━━━ EXERCISE MATERIAL ━━━

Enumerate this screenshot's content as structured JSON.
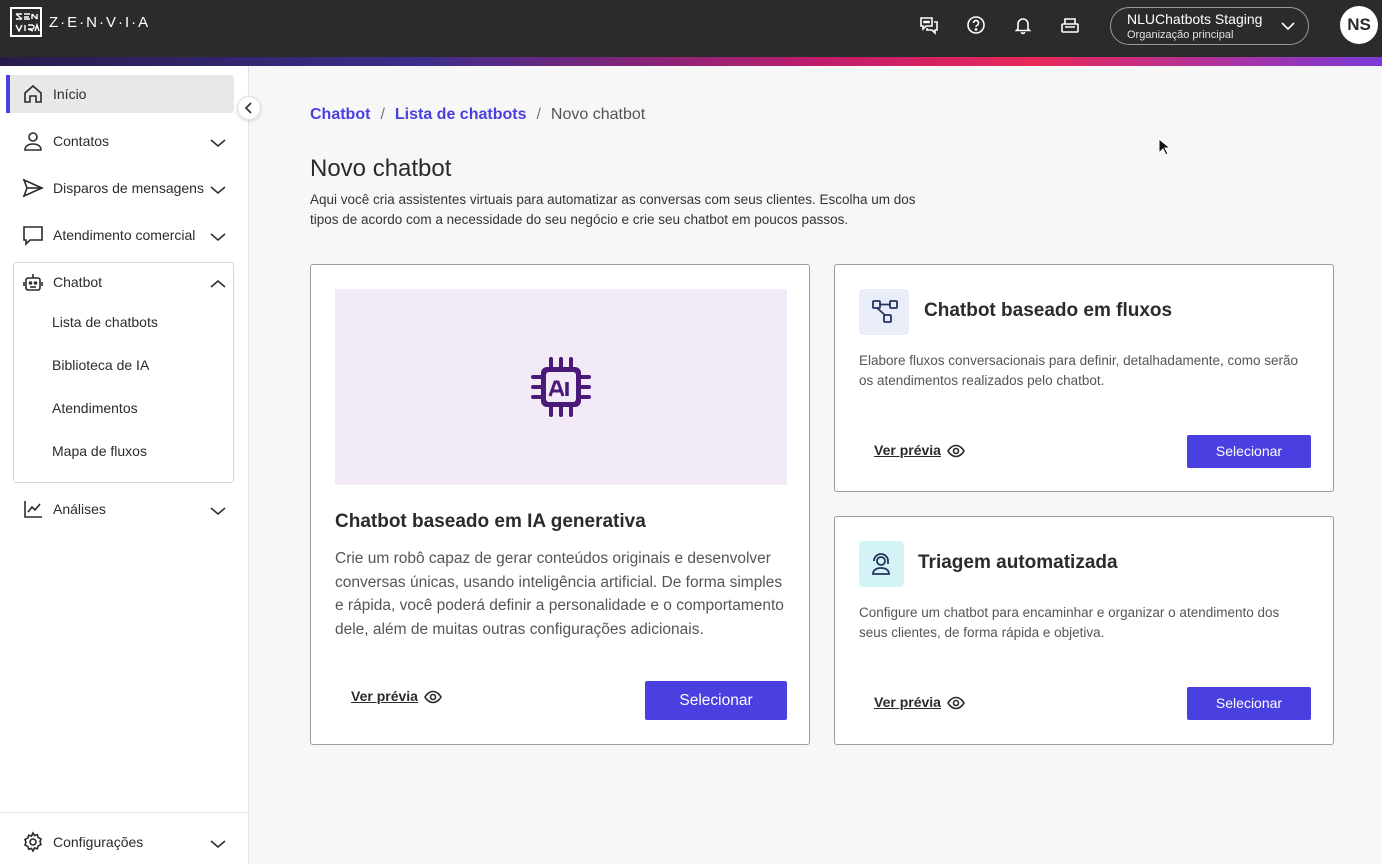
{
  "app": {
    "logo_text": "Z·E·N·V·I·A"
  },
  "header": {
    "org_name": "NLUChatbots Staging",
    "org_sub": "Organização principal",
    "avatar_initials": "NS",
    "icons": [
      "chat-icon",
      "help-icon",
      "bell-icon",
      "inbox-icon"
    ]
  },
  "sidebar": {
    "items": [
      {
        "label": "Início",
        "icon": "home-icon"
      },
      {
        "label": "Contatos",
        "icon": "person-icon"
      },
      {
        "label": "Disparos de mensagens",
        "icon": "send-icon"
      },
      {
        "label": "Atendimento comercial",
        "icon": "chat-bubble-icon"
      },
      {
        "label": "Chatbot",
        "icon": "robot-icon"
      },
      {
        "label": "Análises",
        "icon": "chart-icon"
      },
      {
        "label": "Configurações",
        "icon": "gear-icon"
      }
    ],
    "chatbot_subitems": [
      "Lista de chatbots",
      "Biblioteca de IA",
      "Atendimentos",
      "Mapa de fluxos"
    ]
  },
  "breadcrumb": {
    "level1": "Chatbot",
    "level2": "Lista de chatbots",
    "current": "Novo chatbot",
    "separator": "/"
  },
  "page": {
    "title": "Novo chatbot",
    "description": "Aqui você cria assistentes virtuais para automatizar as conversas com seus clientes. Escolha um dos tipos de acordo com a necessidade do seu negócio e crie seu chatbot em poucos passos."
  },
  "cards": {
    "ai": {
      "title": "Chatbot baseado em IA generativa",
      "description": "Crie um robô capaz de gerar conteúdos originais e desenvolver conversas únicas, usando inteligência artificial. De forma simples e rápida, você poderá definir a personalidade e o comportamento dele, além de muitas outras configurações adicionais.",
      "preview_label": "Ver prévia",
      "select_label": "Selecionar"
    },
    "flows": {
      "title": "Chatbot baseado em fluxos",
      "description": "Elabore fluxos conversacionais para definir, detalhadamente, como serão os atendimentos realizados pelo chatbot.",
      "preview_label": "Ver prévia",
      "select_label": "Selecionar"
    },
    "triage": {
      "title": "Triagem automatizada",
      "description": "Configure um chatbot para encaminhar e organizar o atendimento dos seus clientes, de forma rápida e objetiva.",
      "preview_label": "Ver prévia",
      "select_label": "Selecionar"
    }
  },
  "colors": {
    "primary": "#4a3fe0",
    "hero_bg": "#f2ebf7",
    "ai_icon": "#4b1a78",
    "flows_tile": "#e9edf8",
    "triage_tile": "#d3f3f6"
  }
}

━━━

- EXERCISE REQUIREMENTS -
Repeat each entry above word for word, leaving every picture out.

- ANSWER TO THIS EXERCISE -
Enumerate this screenshot's content as structured JSON.
{
  "app": {
    "logo_text": "Z·E·N·V·I·A"
  },
  "header": {
    "org_name": "NLUChatbots Staging",
    "org_sub": "Organização principal",
    "avatar_initials": "NS",
    "icons": [
      "chat-icon",
      "help-icon",
      "bell-icon",
      "inbox-icon"
    ]
  },
  "sidebar": {
    "items": [
      {
        "label": "Início",
        "icon": "home-icon"
      },
      {
        "label": "Contatos",
        "icon": "person-icon"
      },
      {
        "label": "Disparos de mensagens",
        "icon": "send-icon"
      },
      {
        "label": "Atendimento comercial",
        "icon": "chat-bubble-icon"
      },
      {
        "label": "Chatbot",
        "icon": "robot-icon"
      },
      {
        "label": "Análises",
        "icon": "chart-icon"
      },
      {
        "label": "Configurações",
        "icon": "gear-icon"
      }
    ],
    "chatbot_subitems": [
      "Lista de chatbots",
      "Biblioteca de IA",
      "Atendimentos",
      "Mapa de fluxos"
    ]
  },
  "breadcrumb": {
    "level1": "Chatbot",
    "level2": "Lista de chatbots",
    "current": "Novo chatbot",
    "separator": "/"
  },
  "page": {
    "title": "Novo chatbot",
    "description": "Aqui você cria assistentes virtuais para automatizar as conversas com seus clientes. Escolha um dos tipos de acordo com a necessidade do seu negócio e crie seu chatbot em poucos passos."
  },
  "cards": {
    "ai": {
      "title": "Chatbot baseado em IA generativa",
      "description": "Crie um robô capaz de gerar conteúdos originais e desenvolver conversas únicas, usando inteligência artificial. De forma simples e rápida, você poderá definir a personalidade e o comportamento dele, além de muitas outras configurações adicionais.",
      "preview_label": "Ver prévia",
      "select_label": "Selecionar"
    },
    "flows": {
      "title": "Chatbot baseado em fluxos",
      "description": "Elabore fluxos conversacionais para definir, detalhadamente, como serão os atendimentos realizados pelo chatbot.",
      "preview_label": "Ver prévia",
      "select_label": "Selecionar"
    },
    "triage": {
      "title": "Triagem automatizada",
      "description": "Configure um chatbot para encaminhar e organizar o atendimento dos seus clientes, de forma rápida e objetiva.",
      "preview_label": "Ver prévia",
      "select_label": "Selecionar"
    }
  },
  "colors": {
    "primary": "#4a3fe0",
    "hero_bg": "#f2ebf7",
    "ai_icon": "#4b1a78",
    "flows_tile": "#e9edf8",
    "triage_tile": "#d3f3f6"
  }
}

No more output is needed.